**Your task:**
Omit the images, then print each record below exactly as it reads.

**Provided entries:**
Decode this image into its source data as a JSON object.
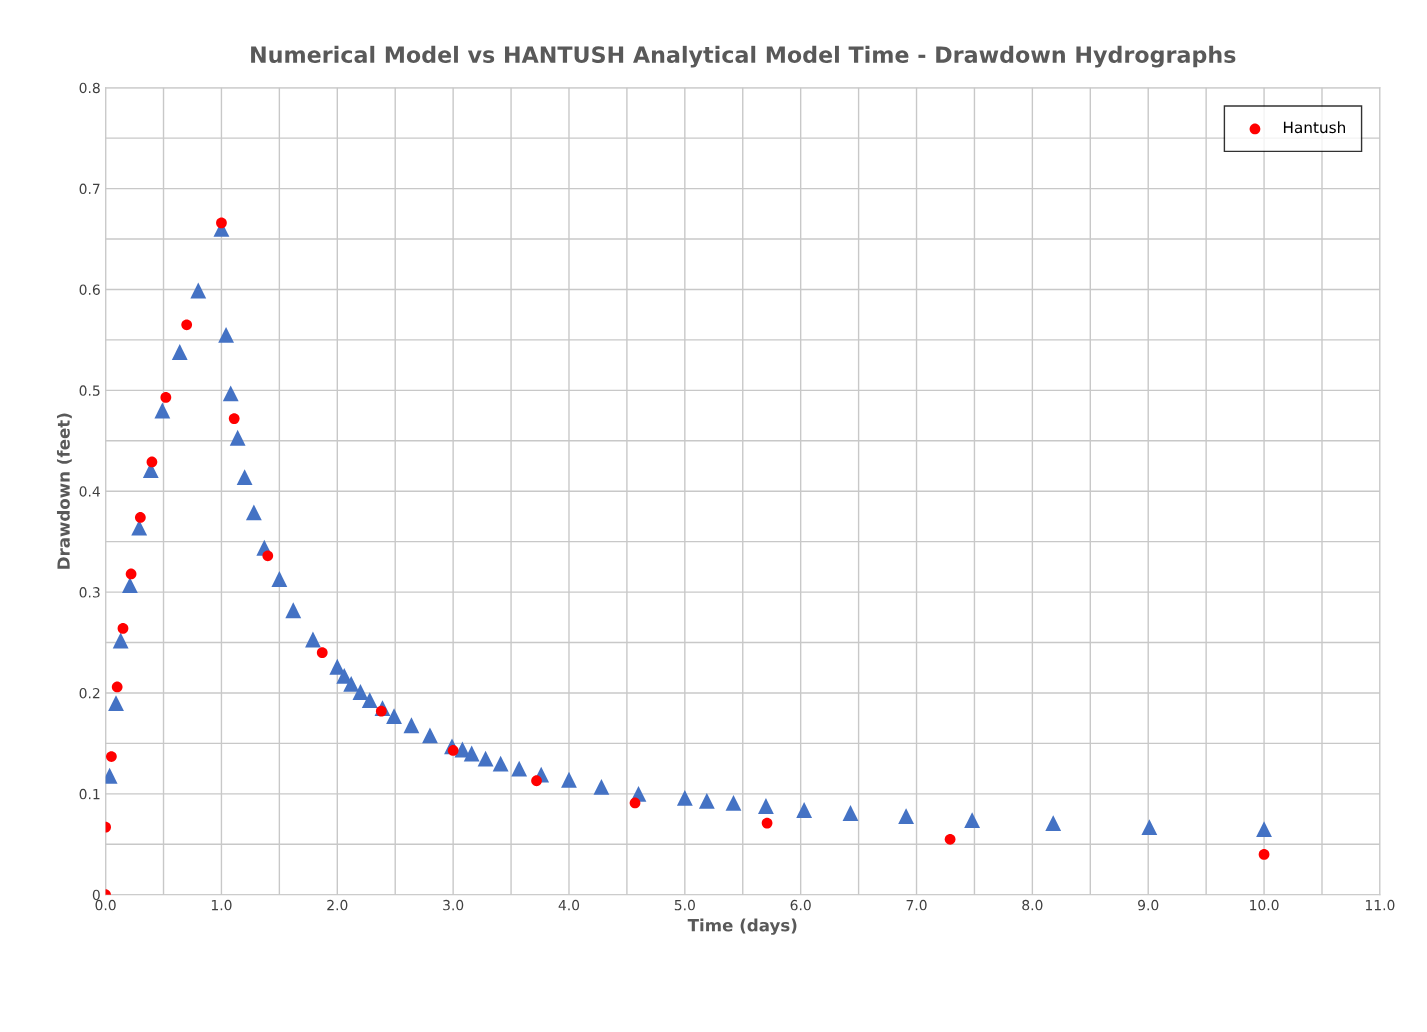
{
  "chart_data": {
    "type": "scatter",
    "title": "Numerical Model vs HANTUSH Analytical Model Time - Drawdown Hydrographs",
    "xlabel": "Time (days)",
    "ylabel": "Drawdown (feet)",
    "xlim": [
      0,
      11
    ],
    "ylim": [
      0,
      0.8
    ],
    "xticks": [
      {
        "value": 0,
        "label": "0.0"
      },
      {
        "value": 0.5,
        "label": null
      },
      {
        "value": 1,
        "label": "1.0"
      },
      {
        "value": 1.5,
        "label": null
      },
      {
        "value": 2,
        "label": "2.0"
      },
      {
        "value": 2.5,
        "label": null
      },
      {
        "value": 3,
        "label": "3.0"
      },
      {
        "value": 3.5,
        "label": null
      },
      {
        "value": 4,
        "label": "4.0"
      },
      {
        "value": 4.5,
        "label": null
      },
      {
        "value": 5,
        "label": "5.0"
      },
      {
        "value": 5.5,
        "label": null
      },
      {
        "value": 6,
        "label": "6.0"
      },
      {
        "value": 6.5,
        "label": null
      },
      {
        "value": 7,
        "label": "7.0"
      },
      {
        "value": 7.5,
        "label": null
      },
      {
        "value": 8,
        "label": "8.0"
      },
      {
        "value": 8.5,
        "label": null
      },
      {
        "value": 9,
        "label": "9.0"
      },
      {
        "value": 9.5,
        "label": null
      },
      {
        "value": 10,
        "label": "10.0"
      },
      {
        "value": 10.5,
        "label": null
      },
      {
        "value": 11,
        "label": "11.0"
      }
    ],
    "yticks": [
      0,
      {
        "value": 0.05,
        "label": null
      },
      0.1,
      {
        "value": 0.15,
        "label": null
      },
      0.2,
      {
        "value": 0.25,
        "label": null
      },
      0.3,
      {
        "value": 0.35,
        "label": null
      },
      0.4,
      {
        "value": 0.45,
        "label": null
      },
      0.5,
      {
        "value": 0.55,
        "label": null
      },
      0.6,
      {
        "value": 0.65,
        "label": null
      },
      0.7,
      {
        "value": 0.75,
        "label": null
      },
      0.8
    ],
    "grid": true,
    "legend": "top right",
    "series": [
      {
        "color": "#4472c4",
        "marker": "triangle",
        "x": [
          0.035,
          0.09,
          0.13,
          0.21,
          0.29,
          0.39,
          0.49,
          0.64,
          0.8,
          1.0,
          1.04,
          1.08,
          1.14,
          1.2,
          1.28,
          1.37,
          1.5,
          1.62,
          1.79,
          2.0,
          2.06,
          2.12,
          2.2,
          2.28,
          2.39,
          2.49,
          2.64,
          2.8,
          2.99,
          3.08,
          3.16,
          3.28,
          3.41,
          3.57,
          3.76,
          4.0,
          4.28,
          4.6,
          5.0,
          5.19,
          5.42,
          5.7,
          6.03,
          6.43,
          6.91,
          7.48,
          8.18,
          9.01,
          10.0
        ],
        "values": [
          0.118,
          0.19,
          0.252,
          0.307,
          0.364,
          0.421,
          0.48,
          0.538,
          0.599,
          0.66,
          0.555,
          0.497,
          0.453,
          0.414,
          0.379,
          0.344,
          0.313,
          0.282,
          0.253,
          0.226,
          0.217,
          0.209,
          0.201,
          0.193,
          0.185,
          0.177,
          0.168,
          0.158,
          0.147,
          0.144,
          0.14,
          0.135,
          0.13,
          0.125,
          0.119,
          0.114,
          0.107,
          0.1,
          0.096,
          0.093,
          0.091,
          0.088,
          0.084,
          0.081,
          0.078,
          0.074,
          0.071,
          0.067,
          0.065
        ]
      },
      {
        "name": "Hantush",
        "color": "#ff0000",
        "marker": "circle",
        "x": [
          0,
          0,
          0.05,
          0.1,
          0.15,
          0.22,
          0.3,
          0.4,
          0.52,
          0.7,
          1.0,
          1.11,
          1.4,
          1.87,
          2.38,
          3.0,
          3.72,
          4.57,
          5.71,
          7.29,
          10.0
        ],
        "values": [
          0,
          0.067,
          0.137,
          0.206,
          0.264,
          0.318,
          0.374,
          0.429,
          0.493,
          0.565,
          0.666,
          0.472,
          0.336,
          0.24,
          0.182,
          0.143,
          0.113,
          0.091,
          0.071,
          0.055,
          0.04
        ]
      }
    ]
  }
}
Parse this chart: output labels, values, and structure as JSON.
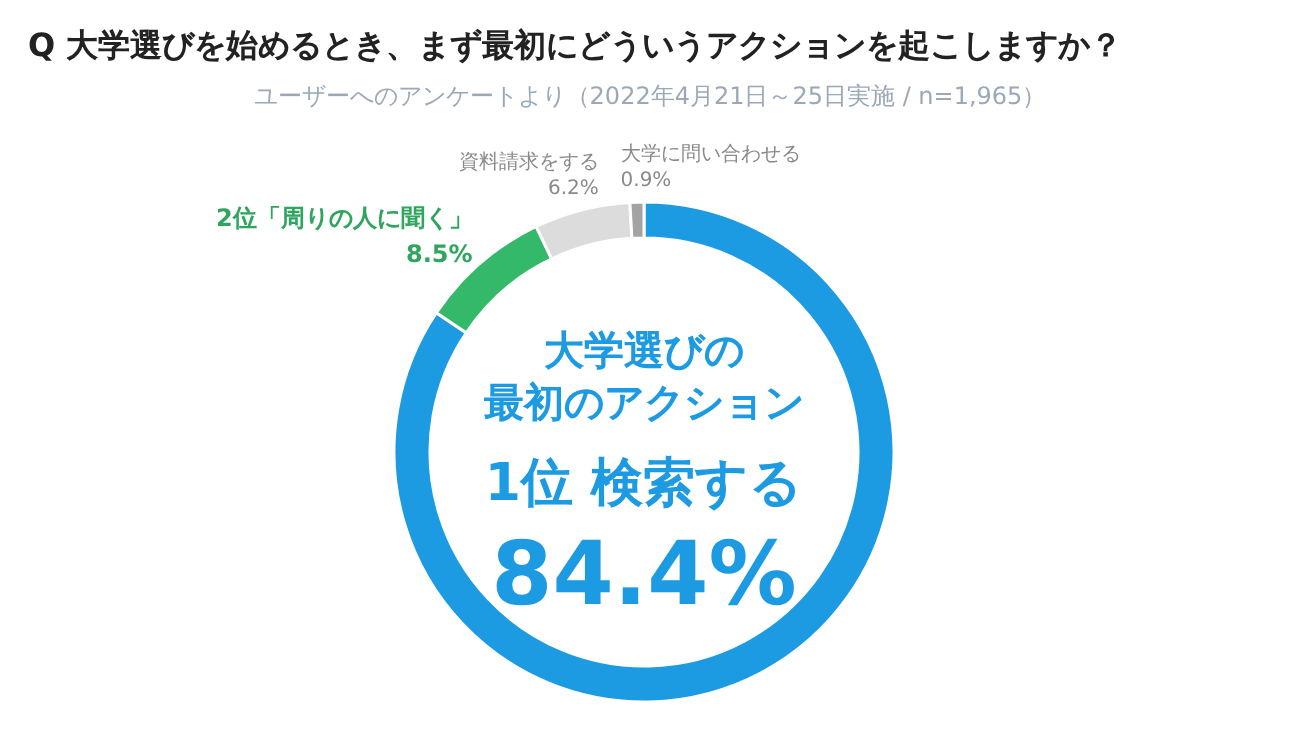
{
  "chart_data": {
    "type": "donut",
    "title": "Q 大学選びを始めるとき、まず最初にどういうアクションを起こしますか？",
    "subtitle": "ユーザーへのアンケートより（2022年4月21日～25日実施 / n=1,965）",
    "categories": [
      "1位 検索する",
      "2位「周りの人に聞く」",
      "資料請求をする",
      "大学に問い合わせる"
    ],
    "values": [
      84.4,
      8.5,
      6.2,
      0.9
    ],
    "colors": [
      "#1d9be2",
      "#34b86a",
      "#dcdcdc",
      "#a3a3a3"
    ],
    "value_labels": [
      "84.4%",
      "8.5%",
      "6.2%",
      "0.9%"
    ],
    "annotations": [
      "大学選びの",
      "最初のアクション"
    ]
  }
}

**Response:**
Decode this image into its source data as a JSON object.
{
  "chart_data": {
    "type": "scatter",
    "title": "Numerical Model vs HANTUSH Analytical Model Time - Drawdown Hydrographs",
    "xlabel": "Time (days)",
    "ylabel": "Drawdown (feet)",
    "xlim": [
      0,
      11
    ],
    "ylim": [
      0,
      0.8
    ],
    "xticks": [
      {
        "value": 0,
        "label": "0.0"
      },
      {
        "value": 0.5,
        "label": null
      },
      {
        "value": 1,
        "label": "1.0"
      },
      {
        "value": 1.5,
        "label": null
      },
      {
        "value": 2,
        "label": "2.0"
      },
      {
        "value": 2.5,
        "label": null
      },
      {
        "value": 3,
        "label": "3.0"
      },
      {
        "value": 3.5,
        "label": null
      },
      {
        "value": 4,
        "label": "4.0"
      },
      {
        "value": 4.5,
        "label": null
      },
      {
        "value": 5,
        "label": "5.0"
      },
      {
        "value": 5.5,
        "label": null
      },
      {
        "value": 6,
        "label": "6.0"
      },
      {
        "value": 6.5,
        "label": null
      },
      {
        "value": 7,
        "label": "7.0"
      },
      {
        "value": 7.5,
        "label": null
      },
      {
        "value": 8,
        "label": "8.0"
      },
      {
        "value": 8.5,
        "label": null
      },
      {
        "value": 9,
        "label": "9.0"
      },
      {
        "value": 9.5,
        "label": null
      },
      {
        "value": 10,
        "label": "10.0"
      },
      {
        "value": 10.5,
        "label": null
      },
      {
        "value": 11,
        "label": "11.0"
      }
    ],
    "yticks": [
      0,
      {
        "value": 0.05,
        "label": null
      },
      0.1,
      {
        "value": 0.15,
        "label": null
      },
      0.2,
      {
        "value": 0.25,
        "label": null
      },
      0.3,
      {
        "value": 0.35,
        "label": null
      },
      0.4,
      {
        "value": 0.45,
        "label": null
      },
      0.5,
      {
        "value": 0.55,
        "label": null
      },
      0.6,
      {
        "value": 0.65,
        "label": null
      },
      0.7,
      {
        "value": 0.75,
        "label": null
      },
      0.8
    ],
    "grid": true,
    "legend": "top right",
    "series": [
      {
        "color": "#4472c4",
        "marker": "triangle",
        "x": [
          0.035,
          0.09,
          0.13,
          0.21,
          0.29,
          0.39,
          0.49,
          0.64,
          0.8,
          1.0,
          1.04,
          1.08,
          1.14,
          1.2,
          1.28,
          1.37,
          1.5,
          1.62,
          1.79,
          2.0,
          2.06,
          2.12,
          2.2,
          2.28,
          2.39,
          2.49,
          2.64,
          2.8,
          2.99,
          3.08,
          3.16,
          3.28,
          3.41,
          3.57,
          3.76,
          4.0,
          4.28,
          4.6,
          5.0,
          5.19,
          5.42,
          5.7,
          6.03,
          6.43,
          6.91,
          7.48,
          8.18,
          9.01,
          10.0
        ],
        "values": [
          0.118,
          0.19,
          0.252,
          0.307,
          0.364,
          0.421,
          0.48,
          0.538,
          0.599,
          0.66,
          0.555,
          0.497,
          0.453,
          0.414,
          0.379,
          0.344,
          0.313,
          0.282,
          0.253,
          0.226,
          0.217,
          0.209,
          0.201,
          0.193,
          0.185,
          0.177,
          0.168,
          0.158,
          0.147,
          0.144,
          0.14,
          0.135,
          0.13,
          0.125,
          0.119,
          0.114,
          0.107,
          0.1,
          0.096,
          0.093,
          0.091,
          0.088,
          0.084,
          0.081,
          0.078,
          0.074,
          0.071,
          0.067,
          0.065
        ]
      },
      {
        "name": "Hantush",
        "color": "#ff0000",
        "marker": "circle",
        "x": [
          0,
          0,
          0.05,
          0.1,
          0.15,
          0.22,
          0.3,
          0.4,
          0.52,
          0.7,
          1.0,
          1.11,
          1.4,
          1.87,
          2.38,
          3.0,
          3.72,
          4.57,
          5.71,
          7.29,
          10.0
        ],
        "values": [
          0,
          0.067,
          0.137,
          0.206,
          0.264,
          0.318,
          0.374,
          0.429,
          0.493,
          0.565,
          0.666,
          0.472,
          0.336,
          0.24,
          0.182,
          0.143,
          0.113,
          0.091,
          0.071,
          0.055,
          0.04
        ]
      }
    ]
  }
}
Parse this chart: output labels, values, and structure as JSON.
{
  "chart_data": {
    "type": "donut",
    "title": "Q 大学選びを始めるとき、まず最初にどういうアクションを起こしますか？",
    "subtitle": "ユーザーへのアンケートより（2022年4月21日～25日実施 / n=1,965）",
    "categories": [
      "1位 検索する",
      "2位「周りの人に聞く」",
      "資料請求をする",
      "大学に問い合わせる"
    ],
    "values": [
      84.4,
      8.5,
      6.2,
      0.9
    ],
    "colors": [
      "#1d9be2",
      "#34b86a",
      "#dcdcdc",
      "#a3a3a3"
    ],
    "value_labels": [
      "84.4%",
      "8.5%",
      "6.2%",
      "0.9%"
    ],
    "annotations": [
      "大学選びの",
      "最初のアクション"
    ]
  }
}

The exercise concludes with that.